**What the task requires**
Can you condense the paragraph beginning "Likewise, the Proposal sets out" in the article on the Spanish competition law amendment below into a short list that keeps its main facts?

Amendment to the Spanish competition law

Published on 29th Mar 2016

Draft Bill to transpose to the Spanish legislation the content from Directive 2014/104/UE of the European Parliament and of the Council, of 26 November 2014, on some rules regulating actions for damages under national law, for infringing competition laws in Member States of the European Union.

In December 2014 a European Directive that regulated the actions for damages that could be carried out by those harmed by anti-competition practices (the “Directive“) came into effect, giving Member States until 27 December 2016 to transpose it to their national laws. The Ministry of Justice has recently published a Draft Bill concerning this issue (the “Proposal“), prepared by the General Codification Agency, which aims to modify the Competition Act (the “CA“) and the Civil Procedure Act (the “CPA“), including and, in some instances, adding to the content of the Directive.

A. Competition Act

The Draft aims to introduce new Title VI to the CPA, related to paying damages to anyone harmed by restrictive competition practices. The most relevant features of this new Title VI are:

Joint and several liability: Unlike the current regulations, which do not presume that members of a union are jointly and severally liable provided that the infringer is identified, in the Draft Bill, as set out in the Directive, any companies, associations, unions or groups of companies that have jointly infringed competition rules, will be jointly and severally liable for compensating the harm caused by said infringement.

Also, in relation to this new Title VI, the unlawful conduct of a company may also be imputed to any legal and/or natural person that controls it, unless the financial conduct of the first one is not determined by the latter.

Limitation periods: The Draft Bill also aims to set out that the action to demand liability for damages suffered as a result of infringing the CPA will prescribe within five (5) years.

Likewise, the Proposal sets out the calculation of the limitation period. This period may start once the infraction of the competition right has ceased to exist and the claimant has knowledge, or may have been aware, of the following cumulative circumstances: that the behaviour constituted an infringement of the right of competition, that the infringement has caused harm and the identity of the infringer.

The limitation periods will be interrupted if a competition authority begins an investigation or a sanctioning procedure related to the infringement of the right of competition.

**Raw data**
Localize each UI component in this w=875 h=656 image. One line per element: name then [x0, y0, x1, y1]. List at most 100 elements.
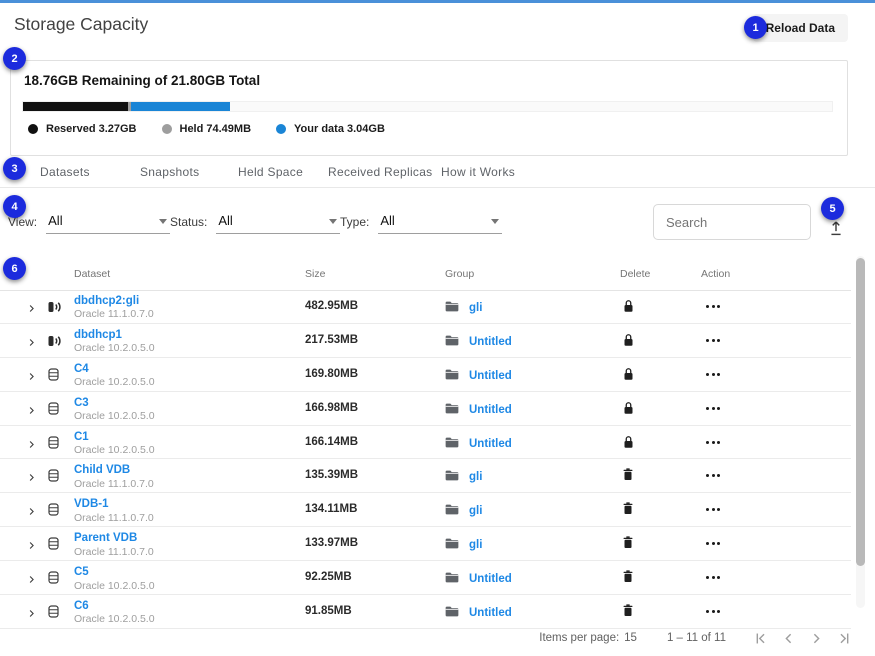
expand-row-button[interactable]	[26, 335, 38, 347]
dataset-link[interactable]: C4	[74, 362, 155, 376]
capacity-summary-card: 18.76GB Remaining of 21.80GB Total Reser…	[10, 60, 848, 156]
search-input[interactable]	[654, 205, 810, 239]
status-filter-select[interactable]: All	[216, 213, 340, 234]
delete-button[interactable]	[619, 536, 637, 554]
group-link[interactable]: gli	[469, 539, 482, 551]
column-header-action: Action	[701, 268, 730, 280]
dataset-engine: Oracle 10.2.0.5.0	[74, 444, 155, 457]
last-page-button[interactable]	[836, 630, 853, 647]
type-filter-select[interactable]: All	[378, 213, 502, 234]
group-link[interactable]: Untitled	[469, 370, 512, 382]
dataset-link[interactable]: Parent VDB	[74, 531, 154, 545]
table-scrollbar-track[interactable]	[856, 256, 865, 608]
dataset-size: 166.14MB	[305, 436, 358, 448]
group-link[interactable]: Untitled	[469, 438, 512, 450]
row-actions-button[interactable]	[706, 441, 720, 444]
table-row: C4 Oracle 10.2.0.5.0 169.80MB Untitled	[0, 358, 851, 392]
dataset-link[interactable]: C1	[74, 430, 155, 444]
tab-bar: Datasets Snapshots Held Space Received R…	[0, 156, 875, 188]
items-per-page[interactable]: Items per page: 15	[539, 632, 637, 644]
expand-row-button[interactable]	[26, 504, 38, 516]
storage-capacity-page: 1 2 3 4 5 6 Storage Capacity Reload Data…	[0, 0, 875, 656]
dataset-engine: Oracle 10.2.0.5.0	[74, 410, 155, 423]
folder-icon	[445, 570, 459, 588]
delete-button[interactable]	[619, 604, 637, 622]
group-link[interactable]: gli	[469, 302, 482, 314]
next-page-button[interactable]	[808, 630, 825, 647]
dataset-link[interactable]: dbdhcp2:gli	[74, 294, 154, 308]
expand-row-button[interactable]	[26, 437, 38, 449]
previous-page-button[interactable]	[780, 630, 797, 647]
status-filter-label: Status:	[170, 215, 207, 234]
delete-button[interactable]	[619, 502, 637, 520]
row-actions-button[interactable]	[706, 474, 720, 477]
row-actions-button[interactable]	[706, 305, 720, 308]
tab-received-replicas[interactable]: Received Replicas	[328, 165, 432, 179]
expand-row-button[interactable]	[26, 572, 38, 584]
delete-button[interactable]	[619, 333, 637, 352]
vdb-icon	[48, 503, 59, 521]
group-link[interactable]: Untitled	[469, 404, 512, 416]
group-link[interactable]: Untitled	[469, 573, 512, 585]
annotation-badge-3: 3	[3, 157, 26, 180]
group-link[interactable]: Untitled	[469, 336, 512, 348]
expand-row-button[interactable]	[26, 369, 38, 381]
delete-button[interactable]	[619, 367, 637, 386]
dataset-size: 92.25MB	[305, 571, 352, 583]
table-scrollbar-thumb[interactable]	[856, 258, 865, 566]
expand-row-button[interactable]	[26, 403, 38, 415]
dataset-link[interactable]: C3	[74, 396, 155, 410]
row-actions-button[interactable]	[706, 576, 720, 579]
group-link[interactable]: gli	[469, 471, 482, 483]
column-header-dataset: Dataset	[74, 268, 110, 280]
folder-icon	[445, 333, 459, 351]
lock-icon	[623, 401, 634, 420]
row-actions-button[interactable]	[706, 339, 720, 342]
row-actions-button[interactable]	[706, 610, 720, 613]
tab-datasets[interactable]: Datasets	[40, 165, 90, 179]
pager	[752, 630, 853, 647]
first-page-button[interactable]	[752, 630, 769, 647]
vdb-icon	[48, 605, 59, 623]
chevron-down-icon	[159, 219, 167, 224]
dataset-link[interactable]: dbdhcp1	[74, 328, 155, 342]
folder-icon	[445, 299, 459, 317]
dataset-link[interactable]: VDB-1	[74, 497, 154, 511]
delete-button[interactable]	[619, 299, 637, 318]
group-link[interactable]: gli	[469, 505, 482, 517]
tab-how-it-works[interactable]: How it Works	[441, 165, 515, 179]
delete-button[interactable]	[619, 570, 637, 588]
row-actions-button[interactable]	[706, 542, 720, 545]
row-actions-button[interactable]	[706, 407, 720, 410]
dataset-link[interactable]: C6	[74, 599, 155, 613]
row-actions-button[interactable]	[706, 508, 720, 511]
legend-label: Reserved 3.27GB	[46, 123, 137, 135]
delete-button[interactable]	[619, 468, 637, 486]
delete-button[interactable]	[619, 435, 637, 454]
group-link[interactable]: Untitled	[469, 607, 512, 619]
expand-row-button[interactable]	[26, 538, 38, 550]
dataset-link[interactable]: C5	[74, 565, 155, 579]
vdb-icon	[48, 537, 59, 555]
vdb-icon	[48, 368, 59, 386]
dataset-link[interactable]: Child VDB	[74, 463, 154, 477]
chevron-down-icon	[329, 219, 337, 224]
legend-label: Held 74.49MB	[180, 123, 252, 135]
view-filter-select[interactable]: All	[46, 213, 170, 234]
expand-row-button[interactable]	[26, 301, 38, 313]
table-row: dbdhcp1 Oracle 10.2.0.5.0 217.53MB Untit…	[0, 324, 851, 358]
expand-row-button[interactable]	[26, 606, 38, 618]
export-button[interactable]	[826, 220, 846, 240]
export-icon	[828, 225, 844, 240]
expand-row-button[interactable]	[26, 470, 38, 482]
chevron-down-icon	[491, 219, 499, 224]
capacity-bar-segment-your-data	[131, 102, 230, 111]
delete-button[interactable]	[619, 401, 637, 420]
tab-held-space[interactable]: Held Space	[238, 165, 303, 179]
row-actions-button[interactable]	[706, 373, 720, 376]
dataset-engine: Oracle 11.1.0.7.0	[74, 308, 154, 321]
tab-snapshots[interactable]: Snapshots	[140, 165, 199, 179]
annotation-badge-1: 1	[744, 16, 767, 39]
annotation-badge-2: 2	[3, 47, 26, 70]
legend-item-reserved: Reserved 3.27GB	[28, 123, 137, 135]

**Expected output**
Under the Proposal, the limitation period may start once both conditions are met:
- The infringement of competition law has ceased.
- The claimant knows, or could have known, all three of these facts:
  - the conduct was an infringement of competition law
  - the infringement caused harm
  - who the infringer is